ASSIGNMENT: The full set of entries is to be printed exactly, with pictures excluded.

(Data tied to figure images)
[Start of section]

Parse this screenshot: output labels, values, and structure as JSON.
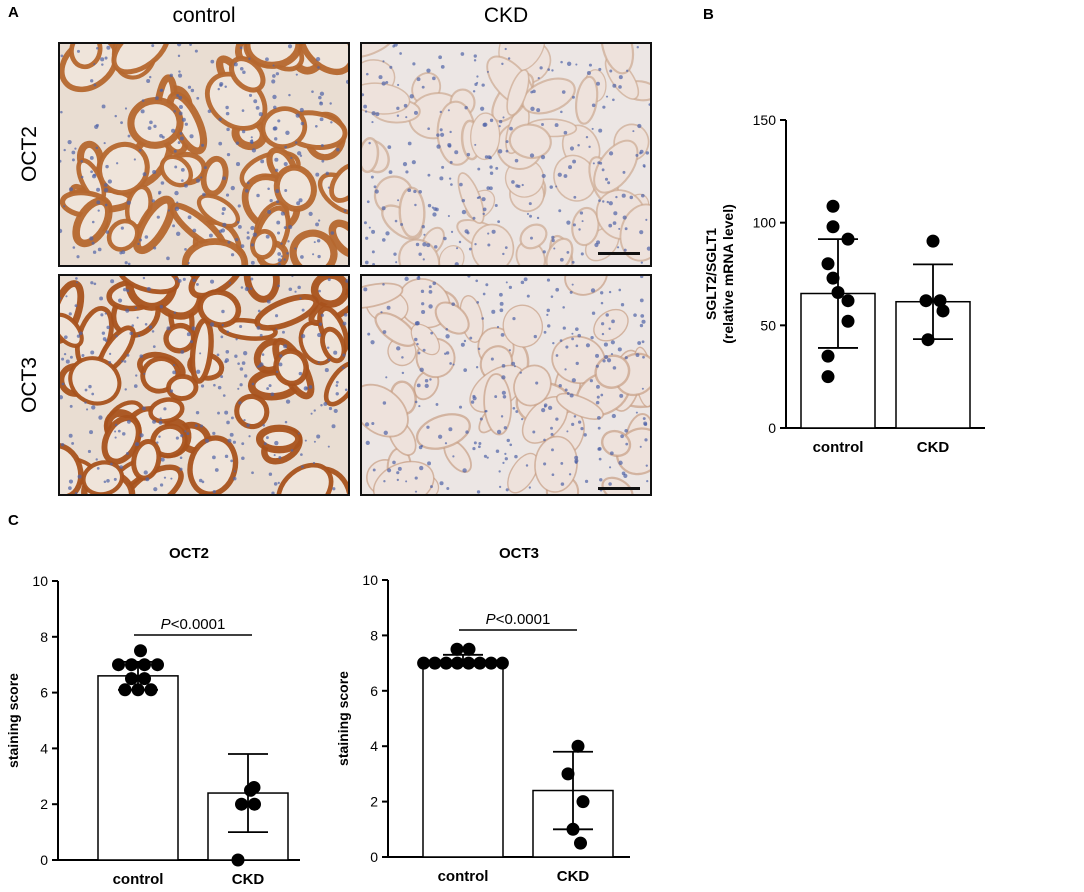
{
  "panel_labels": {
    "a": "A",
    "b": "B",
    "c": "C"
  },
  "panel_a": {
    "columns": [
      "control",
      "CKD"
    ],
    "rows": [
      "OCT2",
      "OCT3"
    ],
    "images": [
      {
        "name": "micrograph-oct2-control",
        "stain": "strong",
        "color": "#b5672e"
      },
      {
        "name": "micrograph-oct2-ckd",
        "stain": "weak",
        "color": "#c9a58a"
      },
      {
        "name": "micrograph-oct3-control",
        "stain": "strong",
        "color": "#a8521c"
      },
      {
        "name": "micrograph-oct3-ckd",
        "stain": "weak",
        "color": "#c49a7e"
      }
    ]
  },
  "chart_data": [
    {
      "id": "b",
      "type": "bar",
      "title": "",
      "ylabel_lines": [
        "SGLT2/SGLT1",
        "(relative mRNA level)"
      ],
      "categories": [
        "control",
        "CKD"
      ],
      "values": [
        65.5,
        61.5
      ],
      "sd": [
        26.5,
        18.2
      ],
      "ylim": [
        0,
        150
      ],
      "yticks": [
        "0",
        "50",
        "100",
        "150"
      ],
      "points": [
        [
          108,
          98,
          92,
          80,
          73,
          66,
          62,
          52,
          35,
          25
        ],
        [
          91,
          62,
          62,
          57,
          43
        ]
      ]
    },
    {
      "id": "c1",
      "type": "bar",
      "title": "OCT2",
      "ylabel": "staining score",
      "categories": [
        "control",
        "CKD"
      ],
      "values": [
        6.6,
        2.4
      ],
      "sd": [
        0.5,
        1.4
      ],
      "ylim": [
        0,
        10
      ],
      "yticks": [
        "0",
        "2",
        "4",
        "6",
        "8",
        "10"
      ],
      "points": [
        [
          7.5,
          7.0,
          7.0,
          7.0,
          7.0,
          6.5,
          6.5,
          6.1,
          6.1,
          6.1
        ],
        [
          2.6,
          2.5,
          2.0,
          2.0,
          0.0
        ]
      ],
      "annotation_p": "P",
      "annotation_rest": "<0.0001"
    },
    {
      "id": "c2",
      "type": "bar",
      "title": "OCT3",
      "ylabel": "staining score",
      "categories": [
        "control",
        "CKD"
      ],
      "values": [
        7.1,
        2.4
      ],
      "sd": [
        0.2,
        1.4
      ],
      "ylim": [
        0,
        10
      ],
      "yticks": [
        "0",
        "2",
        "4",
        "6",
        "8",
        "10"
      ],
      "points": [
        [
          7.5,
          7.5,
          7.0,
          7.0,
          7.0,
          7.0,
          7.0,
          7.0,
          7.0,
          7.0
        ],
        [
          4.0,
          3.0,
          2.0,
          1.0,
          0.5
        ]
      ],
      "annotation_p": "P",
      "annotation_rest": "<0.0001"
    }
  ]
}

[End of section]

RESPONSE BELOW:
Parse this screenshot: output labels, values, and structure as JSON.
{
  "panel_labels": {
    "a": "A",
    "b": "B",
    "c": "C"
  },
  "panel_a": {
    "columns": [
      "control",
      "CKD"
    ],
    "rows": [
      "OCT2",
      "OCT3"
    ],
    "images": [
      {
        "name": "micrograph-oct2-control",
        "stain": "strong",
        "color": "#b5672e"
      },
      {
        "name": "micrograph-oct2-ckd",
        "stain": "weak",
        "color": "#c9a58a"
      },
      {
        "name": "micrograph-oct3-control",
        "stain": "strong",
        "color": "#a8521c"
      },
      {
        "name": "micrograph-oct3-ckd",
        "stain": "weak",
        "color": "#c49a7e"
      }
    ]
  },
  "chart_data": [
    {
      "id": "b",
      "type": "bar",
      "title": "",
      "ylabel_lines": [
        "SGLT2/SGLT1",
        "(relative mRNA level)"
      ],
      "categories": [
        "control",
        "CKD"
      ],
      "values": [
        65.5,
        61.5
      ],
      "sd": [
        26.5,
        18.2
      ],
      "ylim": [
        0,
        150
      ],
      "yticks": [
        "0",
        "50",
        "100",
        "150"
      ],
      "points": [
        [
          108,
          98,
          92,
          80,
          73,
          66,
          62,
          52,
          35,
          25
        ],
        [
          91,
          62,
          62,
          57,
          43
        ]
      ]
    },
    {
      "id": "c1",
      "type": "bar",
      "title": "OCT2",
      "ylabel": "staining score",
      "categories": [
        "control",
        "CKD"
      ],
      "values": [
        6.6,
        2.4
      ],
      "sd": [
        0.5,
        1.4
      ],
      "ylim": [
        0,
        10
      ],
      "yticks": [
        "0",
        "2",
        "4",
        "6",
        "8",
        "10"
      ],
      "points": [
        [
          7.5,
          7.0,
          7.0,
          7.0,
          7.0,
          6.5,
          6.5,
          6.1,
          6.1,
          6.1
        ],
        [
          2.6,
          2.5,
          2.0,
          2.0,
          0.0
        ]
      ],
      "annotation_p": "P",
      "annotation_rest": "<0.0001"
    },
    {
      "id": "c2",
      "type": "bar",
      "title": "OCT3",
      "ylabel": "staining score",
      "categories": [
        "control",
        "CKD"
      ],
      "values": [
        7.1,
        2.4
      ],
      "sd": [
        0.2,
        1.4
      ],
      "ylim": [
        0,
        10
      ],
      "yticks": [
        "0",
        "2",
        "4",
        "6",
        "8",
        "10"
      ],
      "points": [
        [
          7.5,
          7.5,
          7.0,
          7.0,
          7.0,
          7.0,
          7.0,
          7.0,
          7.0,
          7.0
        ],
        [
          4.0,
          3.0,
          2.0,
          1.0,
          0.5
        ]
      ],
      "annotation_p": "P",
      "annotation_rest": "<0.0001"
    }
  ]
}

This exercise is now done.